- [Supplied entries]:
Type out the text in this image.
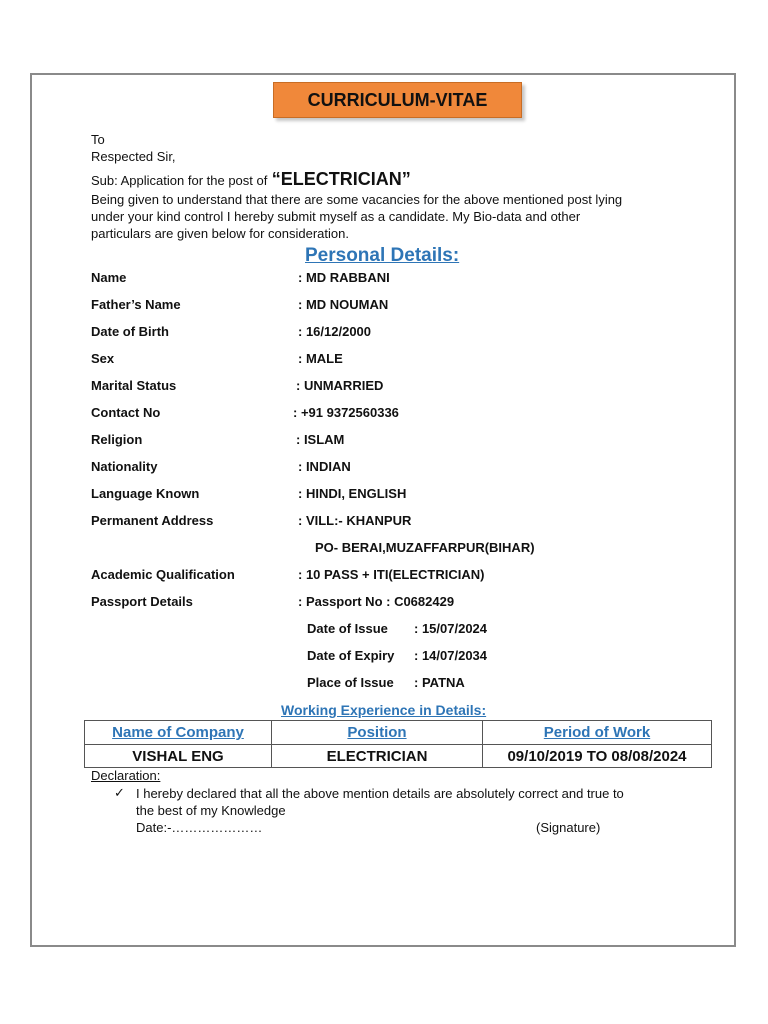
CURRICULUM-VITAE
To
Respected Sir,
Sub: Application for the post of “ELECTRICIAN”
Being given to understand that there are some vacancies for the above mentioned post lying
under your kind control I hereby submit myself as a candidate. My Bio-data and other
particulars are given below for consideration.
Personal Details:
Name	: MD RABBANI
Father’s Name	: MD NOUMAN
Date of Birth	: 16/12/2000
Sex	: MALE
Marital Status	: UNMARRIED
Contact No	: +91 9372560336
Religion	: ISLAM
Nationality	: INDIAN
Language Known	: HINDI, ENGLISH
Permanent Address	: VILL:- KHANPUR
PO- BERAI,MUZAFFARPUR(BIHAR)
Academic Qualification	: 10 PASS + ITI(ELECTRICIAN)
Passport Details	: Passport No : C0682429
Date of Issue : 15/07/2024
Date of Expiry : 14/07/2034
Place of Issue : PATNA
Working Experience in Details:
Name of Company	Position	Period of Work
VISHAL ENG	ELECTRICIAN	09/10/2019 TO 08/08/2024
Declaration:
✓ I hereby declared that all the above mention details are absolutely correct and true to
the best of my Knowledge
Date:-…………………	(Signature)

- [Work to complete]: Gather up every line in the data above that contains the word "given", copying each one.

- [Written solution]:
Being given to understand that there are some vacancies for the above mentioned post lying
particulars are given below for consideration.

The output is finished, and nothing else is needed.